Moisés Ramírez,
Cuaderno del paseante,
Jitanjáfora, Morelia, 2009.
Cuaderno del paseante es un mèlange de aforismo, crítica y poesía. Poemas sobre poemas. Los primeros elaborados con un semblante crítico. La crítica que busca la percepción y recepción de la poesía. Obsesivamente. Afanosamente. Nos dice Moisés Ramírez que no desea desentrañar el significado en un poema. La variación o alternativa que nos da es abundar en el misterio. Prolongar el sortilegio de las percepciones que el poema original propone. Jamás establecer lineamientos analíticos. El resultado entonces es un afán de continuación de la literatura —como en un ensayo—, pero venerando las características del sacramento poético. Una invitación que se acepta siempre y cuando se tengan ganas de perderse y no de aclararse en los argumentos determinantes. Un salto al vacío que, para colmo, nos pide que gocemos al caer.

=====

◆ EJERCICIOS PROPUESTOS
1. Según la reseña de Cuaderno del paseante, ¿qué tres cosas se mezclan en ese libro?
2. Con base en la reseña de Cuaderno del paseante, explica qué hace Moisés Ramírez con los poemas en lugar de desentrañar su significado.

Filas del conjunto de datos:
=====

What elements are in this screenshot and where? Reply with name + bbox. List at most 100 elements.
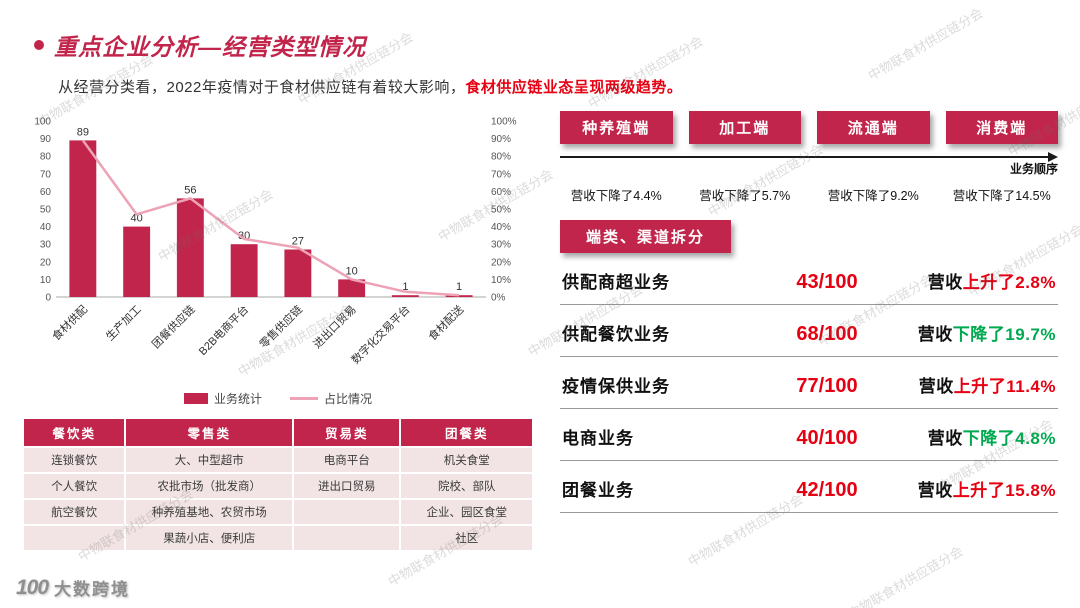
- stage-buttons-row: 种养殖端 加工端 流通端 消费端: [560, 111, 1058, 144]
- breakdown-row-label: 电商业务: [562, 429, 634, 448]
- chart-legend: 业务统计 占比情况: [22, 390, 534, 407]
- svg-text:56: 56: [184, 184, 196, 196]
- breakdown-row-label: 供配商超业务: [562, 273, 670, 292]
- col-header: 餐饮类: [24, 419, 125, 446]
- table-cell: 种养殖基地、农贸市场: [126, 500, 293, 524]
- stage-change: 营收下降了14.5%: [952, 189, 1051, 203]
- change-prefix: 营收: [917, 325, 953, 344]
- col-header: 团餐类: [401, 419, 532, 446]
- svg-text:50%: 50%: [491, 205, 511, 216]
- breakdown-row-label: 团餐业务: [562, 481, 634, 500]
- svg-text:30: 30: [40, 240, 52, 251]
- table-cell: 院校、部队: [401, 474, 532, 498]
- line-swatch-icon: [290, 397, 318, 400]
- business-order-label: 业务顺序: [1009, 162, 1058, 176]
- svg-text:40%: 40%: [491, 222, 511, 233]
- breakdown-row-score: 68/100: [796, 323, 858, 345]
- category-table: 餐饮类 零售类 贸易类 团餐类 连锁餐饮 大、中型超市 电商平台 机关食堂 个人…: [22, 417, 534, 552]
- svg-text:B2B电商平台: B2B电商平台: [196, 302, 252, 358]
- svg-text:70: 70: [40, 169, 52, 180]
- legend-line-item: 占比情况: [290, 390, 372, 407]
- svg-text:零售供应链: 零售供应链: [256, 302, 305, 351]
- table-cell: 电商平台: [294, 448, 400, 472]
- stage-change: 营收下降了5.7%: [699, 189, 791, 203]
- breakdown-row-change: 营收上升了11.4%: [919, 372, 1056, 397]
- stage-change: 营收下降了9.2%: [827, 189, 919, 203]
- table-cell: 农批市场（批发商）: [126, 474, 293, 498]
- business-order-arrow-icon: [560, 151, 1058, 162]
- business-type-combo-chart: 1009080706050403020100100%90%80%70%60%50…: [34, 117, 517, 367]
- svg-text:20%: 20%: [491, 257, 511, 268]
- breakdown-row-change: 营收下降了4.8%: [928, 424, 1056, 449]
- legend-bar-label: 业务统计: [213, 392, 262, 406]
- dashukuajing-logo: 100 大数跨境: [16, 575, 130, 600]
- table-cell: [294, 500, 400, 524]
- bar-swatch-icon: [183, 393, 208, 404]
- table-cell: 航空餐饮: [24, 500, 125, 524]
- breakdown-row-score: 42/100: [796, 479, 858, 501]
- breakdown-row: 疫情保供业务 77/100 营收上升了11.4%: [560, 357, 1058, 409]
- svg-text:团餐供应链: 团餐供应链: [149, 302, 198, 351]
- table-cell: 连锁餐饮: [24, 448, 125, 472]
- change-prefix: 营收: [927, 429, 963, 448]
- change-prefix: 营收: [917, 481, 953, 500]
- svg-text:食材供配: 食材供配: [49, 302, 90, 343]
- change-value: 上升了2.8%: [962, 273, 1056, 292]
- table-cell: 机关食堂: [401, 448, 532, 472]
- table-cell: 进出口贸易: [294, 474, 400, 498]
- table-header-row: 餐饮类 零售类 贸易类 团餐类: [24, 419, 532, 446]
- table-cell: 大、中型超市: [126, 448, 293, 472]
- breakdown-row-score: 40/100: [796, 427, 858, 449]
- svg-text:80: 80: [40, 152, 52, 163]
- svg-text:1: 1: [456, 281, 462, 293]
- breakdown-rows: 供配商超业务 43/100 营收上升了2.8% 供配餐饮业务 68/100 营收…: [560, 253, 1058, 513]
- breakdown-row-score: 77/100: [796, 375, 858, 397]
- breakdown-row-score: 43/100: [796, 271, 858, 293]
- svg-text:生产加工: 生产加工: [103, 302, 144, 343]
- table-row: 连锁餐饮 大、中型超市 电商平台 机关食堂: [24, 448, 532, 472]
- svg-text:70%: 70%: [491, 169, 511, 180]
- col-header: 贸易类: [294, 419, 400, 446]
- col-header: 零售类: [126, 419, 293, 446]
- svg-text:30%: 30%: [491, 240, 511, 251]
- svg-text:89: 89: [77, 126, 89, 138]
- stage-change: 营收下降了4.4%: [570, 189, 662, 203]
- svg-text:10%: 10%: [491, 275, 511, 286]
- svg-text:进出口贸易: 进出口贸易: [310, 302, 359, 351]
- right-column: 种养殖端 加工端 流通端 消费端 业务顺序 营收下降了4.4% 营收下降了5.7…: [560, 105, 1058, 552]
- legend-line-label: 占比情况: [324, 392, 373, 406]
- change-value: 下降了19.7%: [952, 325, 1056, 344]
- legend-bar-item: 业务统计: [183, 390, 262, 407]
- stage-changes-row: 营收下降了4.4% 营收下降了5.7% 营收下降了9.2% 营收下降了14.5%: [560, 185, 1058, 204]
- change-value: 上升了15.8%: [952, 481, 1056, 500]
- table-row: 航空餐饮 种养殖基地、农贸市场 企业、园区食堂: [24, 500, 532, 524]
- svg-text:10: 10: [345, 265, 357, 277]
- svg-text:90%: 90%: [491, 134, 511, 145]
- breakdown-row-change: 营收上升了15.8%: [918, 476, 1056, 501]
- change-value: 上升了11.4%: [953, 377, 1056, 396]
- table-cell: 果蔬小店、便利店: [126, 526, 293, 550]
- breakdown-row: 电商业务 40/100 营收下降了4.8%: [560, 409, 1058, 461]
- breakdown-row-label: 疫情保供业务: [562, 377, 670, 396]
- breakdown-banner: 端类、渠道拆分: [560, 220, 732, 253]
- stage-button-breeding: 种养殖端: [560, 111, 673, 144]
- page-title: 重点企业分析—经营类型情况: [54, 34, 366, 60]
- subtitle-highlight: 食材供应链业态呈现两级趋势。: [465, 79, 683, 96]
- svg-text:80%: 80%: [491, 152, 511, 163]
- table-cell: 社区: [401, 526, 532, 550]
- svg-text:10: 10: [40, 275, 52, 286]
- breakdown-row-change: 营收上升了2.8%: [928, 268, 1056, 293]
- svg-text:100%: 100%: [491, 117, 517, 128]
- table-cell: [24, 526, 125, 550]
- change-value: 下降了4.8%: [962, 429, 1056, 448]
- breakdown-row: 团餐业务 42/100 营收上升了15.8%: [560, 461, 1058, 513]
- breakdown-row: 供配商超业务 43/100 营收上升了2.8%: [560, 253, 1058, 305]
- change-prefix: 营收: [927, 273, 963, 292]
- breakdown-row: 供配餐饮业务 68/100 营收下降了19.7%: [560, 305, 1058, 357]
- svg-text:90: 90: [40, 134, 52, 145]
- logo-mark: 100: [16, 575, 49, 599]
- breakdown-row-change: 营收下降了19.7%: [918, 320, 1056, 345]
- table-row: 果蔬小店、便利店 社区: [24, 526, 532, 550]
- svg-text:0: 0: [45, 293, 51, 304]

=====

◆ SOLUCIONES
1. Aforismo, crítica y poesía.

2. En vez de desentrañar el significado, opta por abundar en el misterio y prolongar el sortilegio de las percepciones que propone el poema original. Nunca establece lineamientos analíticos.